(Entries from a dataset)

▬▬▬

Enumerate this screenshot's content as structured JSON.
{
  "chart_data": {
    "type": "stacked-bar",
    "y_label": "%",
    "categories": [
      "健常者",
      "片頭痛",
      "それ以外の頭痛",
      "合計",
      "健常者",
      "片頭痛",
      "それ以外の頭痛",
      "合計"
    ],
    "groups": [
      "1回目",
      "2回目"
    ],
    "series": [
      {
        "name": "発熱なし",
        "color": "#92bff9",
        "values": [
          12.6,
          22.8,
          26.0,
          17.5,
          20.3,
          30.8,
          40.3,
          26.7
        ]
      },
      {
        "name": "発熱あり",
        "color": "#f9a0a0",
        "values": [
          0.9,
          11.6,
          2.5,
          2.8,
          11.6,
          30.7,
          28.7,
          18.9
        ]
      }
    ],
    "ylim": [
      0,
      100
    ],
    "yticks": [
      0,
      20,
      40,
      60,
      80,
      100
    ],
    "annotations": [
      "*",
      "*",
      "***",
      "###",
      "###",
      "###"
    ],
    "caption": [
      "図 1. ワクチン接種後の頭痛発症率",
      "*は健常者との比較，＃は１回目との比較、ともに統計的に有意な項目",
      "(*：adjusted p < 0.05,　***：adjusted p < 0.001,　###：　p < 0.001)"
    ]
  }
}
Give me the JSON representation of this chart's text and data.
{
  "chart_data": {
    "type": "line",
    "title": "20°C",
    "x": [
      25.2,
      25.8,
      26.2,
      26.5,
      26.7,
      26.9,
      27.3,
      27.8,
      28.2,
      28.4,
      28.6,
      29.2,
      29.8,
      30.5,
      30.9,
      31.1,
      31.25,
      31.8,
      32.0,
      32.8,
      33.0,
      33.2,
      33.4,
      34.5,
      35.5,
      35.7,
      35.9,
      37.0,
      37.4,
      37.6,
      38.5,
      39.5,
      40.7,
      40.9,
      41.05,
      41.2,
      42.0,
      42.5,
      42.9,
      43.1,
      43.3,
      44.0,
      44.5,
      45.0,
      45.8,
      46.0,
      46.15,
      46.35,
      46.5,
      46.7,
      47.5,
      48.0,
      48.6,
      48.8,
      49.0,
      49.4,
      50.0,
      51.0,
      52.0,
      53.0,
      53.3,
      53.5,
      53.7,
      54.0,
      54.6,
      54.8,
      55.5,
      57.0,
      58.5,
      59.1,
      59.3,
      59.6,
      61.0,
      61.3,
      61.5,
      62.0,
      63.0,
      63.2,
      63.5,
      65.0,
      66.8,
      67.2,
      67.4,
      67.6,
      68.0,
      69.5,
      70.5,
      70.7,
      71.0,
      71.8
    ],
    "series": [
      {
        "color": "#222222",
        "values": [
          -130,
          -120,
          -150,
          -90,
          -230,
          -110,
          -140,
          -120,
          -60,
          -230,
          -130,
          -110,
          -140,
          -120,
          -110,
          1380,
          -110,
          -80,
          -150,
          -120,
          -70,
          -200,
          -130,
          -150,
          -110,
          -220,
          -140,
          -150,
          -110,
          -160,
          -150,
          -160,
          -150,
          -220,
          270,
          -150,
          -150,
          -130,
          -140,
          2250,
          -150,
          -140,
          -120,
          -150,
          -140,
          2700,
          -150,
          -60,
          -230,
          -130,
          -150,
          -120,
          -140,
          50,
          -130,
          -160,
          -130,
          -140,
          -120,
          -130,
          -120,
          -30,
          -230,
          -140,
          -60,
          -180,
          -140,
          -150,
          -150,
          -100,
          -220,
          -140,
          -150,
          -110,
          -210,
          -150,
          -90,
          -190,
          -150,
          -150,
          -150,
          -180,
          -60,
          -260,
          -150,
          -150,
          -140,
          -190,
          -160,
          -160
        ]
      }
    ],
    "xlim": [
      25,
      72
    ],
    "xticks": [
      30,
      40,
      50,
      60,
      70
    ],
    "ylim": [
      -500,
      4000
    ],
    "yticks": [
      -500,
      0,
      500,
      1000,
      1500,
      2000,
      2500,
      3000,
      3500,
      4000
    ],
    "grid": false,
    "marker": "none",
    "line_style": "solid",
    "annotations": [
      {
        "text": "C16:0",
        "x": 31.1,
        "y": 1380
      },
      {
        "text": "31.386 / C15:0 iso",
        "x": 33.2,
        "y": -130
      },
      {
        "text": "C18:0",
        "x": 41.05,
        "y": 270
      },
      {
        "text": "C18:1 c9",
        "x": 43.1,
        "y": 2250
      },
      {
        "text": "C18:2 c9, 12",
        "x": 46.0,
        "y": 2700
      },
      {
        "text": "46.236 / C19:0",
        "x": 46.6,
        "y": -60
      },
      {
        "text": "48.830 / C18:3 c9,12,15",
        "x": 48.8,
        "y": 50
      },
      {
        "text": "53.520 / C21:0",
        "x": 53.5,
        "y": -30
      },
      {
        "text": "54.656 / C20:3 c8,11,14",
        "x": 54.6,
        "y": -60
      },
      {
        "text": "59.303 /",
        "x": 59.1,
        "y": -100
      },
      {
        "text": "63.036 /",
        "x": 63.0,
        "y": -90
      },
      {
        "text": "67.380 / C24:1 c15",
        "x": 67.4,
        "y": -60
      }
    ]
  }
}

▬▬▬

- _Exercise_
Reproduce the material precisely, including every line.

- _Solution for this problem_
Enumerate this screenshot's content as structured JSON.
{
  "chart_data": {
    "type": "stacked-bar",
    "y_label": "%",
    "categories": [
      "健常者",
      "片頭痛",
      "それ以外の頭痛",
      "合計",
      "健常者",
      "片頭痛",
      "それ以外の頭痛",
      "合計"
    ],
    "groups": [
      "1回目",
      "2回目"
    ],
    "series": [
      {
        "name": "発熱なし",
        "color": "#92bff9",
        "values": [
          12.6,
          22.8,
          26.0,
          17.5,
          20.3,
          30.8,
          40.3,
          26.7
        ]
      },
      {
        "name": "発熱あり",
        "color": "#f9a0a0",
        "values": [
          0.9,
          11.6,
          2.5,
          2.8,
          11.6,
          30.7,
          28.7,
          18.9
        ]
      }
    ],
    "ylim": [
      0,
      100
    ],
    "yticks": [
      0,
      20,
      40,
      60,
      80,
      100
    ],
    "annotations": [
      "*",
      "*",
      "***",
      "###",
      "###",
      "###"
    ],
    "caption": [
      "図 1. ワクチン接種後の頭痛発症率",
      "*は健常者との比較，＃は１回目との比較、ともに統計的に有意な項目",
      "(*：adjusted p < 0.05,　***：adjusted p < 0.001,　###：　p < 0.001)"
    ]
  }
}
Give me the JSON representation of this chart's text and data.
{
  "chart_data": {
    "type": "line",
    "title": "20°C",
    "x": [
      25.2,
      25.8,
      26.2,
      26.5,
      26.7,
      26.9,
      27.3,
      27.8,
      28.2,
      28.4,
      28.6,
      29.2,
      29.8,
      30.5,
      30.9,
      31.1,
      31.25,
      31.8,
      32.0,
      32.8,
      33.0,
      33.2,
      33.4,
      34.5,
      35.5,
      35.7,
      35.9,
      37.0,
      37.4,
      37.6,
      38.5,
      39.5,
      40.7,
      40.9,
      41.05,
      41.2,
      42.0,
      42.5,
      42.9,
      43.1,
      43.3,
      44.0,
      44.5,
      45.0,
      45.8,
      46.0,
      46.15,
      46.35,
      46.5,
      46.7,
      47.5,
      48.0,
      48.6,
      48.8,
      49.0,
      49.4,
      50.0,
      51.0,
      52.0,
      53.0,
      53.3,
      53.5,
      53.7,
      54.0,
      54.6,
      54.8,
      55.5,
      57.0,
      58.5,
      59.1,
      59.3,
      59.6,
      61.0,
      61.3,
      61.5,
      62.0,
      63.0,
      63.2,
      63.5,
      65.0,
      66.8,
      67.2,
      67.4,
      67.6,
      68.0,
      69.5,
      70.5,
      70.7,
      71.0,
      71.8
    ],
    "series": [
      {
        "color": "#222222",
        "values": [
          -130,
          -120,
          -150,
          -90,
          -230,
          -110,
          -140,
          -120,
          -60,
          -230,
          -130,
          -110,
          -140,
          -120,
          -110,
          1380,
          -110,
          -80,
          -150,
          -120,
          -70,
          -200,
          -130,
          -150,
          -110,
          -220,
          -140,
          -150,
          -110,
          -160,
          -150,
          -160,
          -150,
          -220,
          270,
          -150,
          -150,
          -130,
          -140,
          2250,
          -150,
          -140,
          -120,
          -150,
          -140,
          2700,
          -150,
          -60,
          -230,
          -130,
          -150,
          -120,
          -140,
          50,
          -130,
          -160,
          -130,
          -140,
          -120,
          -130,
          -120,
          -30,
          -230,
          -140,
          -60,
          -180,
          -140,
          -150,
          -150,
          -100,
          -220,
          -140,
          -150,
          -110,
          -210,
          -150,
          -90,
          -190,
          -150,
          -150,
          -150,
          -180,
          -60,
          -260,
          -150,
          -150,
          -140,
          -190,
          -160,
          -160
        ]
      }
    ],
    "xlim": [
      25,
      72
    ],
    "xticks": [
      30,
      40,
      50,
      60,
      70
    ],
    "ylim": [
      -500,
      4000
    ],
    "yticks": [
      -500,
      0,
      500,
      1000,
      1500,
      2000,
      2500,
      3000,
      3500,
      4000
    ],
    "grid": false,
    "marker": "none",
    "line_style": "solid",
    "annotations": [
      {
        "text": "C16:0",
        "x": 31.1,
        "y": 1380
      },
      {
        "text": "31.386 / C15:0 iso",
        "x": 33.2,
        "y": -130
      },
      {
        "text": "C18:0",
        "x": 41.05,
        "y": 270
      },
      {
        "text": "C18:1 c9",
        "x": 43.1,
        "y": 2250
      },
      {
        "text": "C18:2 c9, 12",
        "x": 46.0,
        "y": 2700
      },
      {
        "text": "46.236 / C19:0",
        "x": 46.6,
        "y": -60
      },
      {
        "text": "48.830 / C18:3 c9,12,15",
        "x": 48.8,
        "y": 50
      },
      {
        "text": "53.520 / C21:0",
        "x": 53.5,
        "y": -30
      },
      {
        "text": "54.656 / C20:3 c8,11,14",
        "x": 54.6,
        "y": -60
      },
      {
        "text": "59.303 /",
        "x": 59.1,
        "y": -100
      },
      {
        "text": "63.036 /",
        "x": 63.0,
        "y": -90
      },
      {
        "text": "67.380 / C24:1 c15",
        "x": 67.4,
        "y": -60
      }
    ]
  }
}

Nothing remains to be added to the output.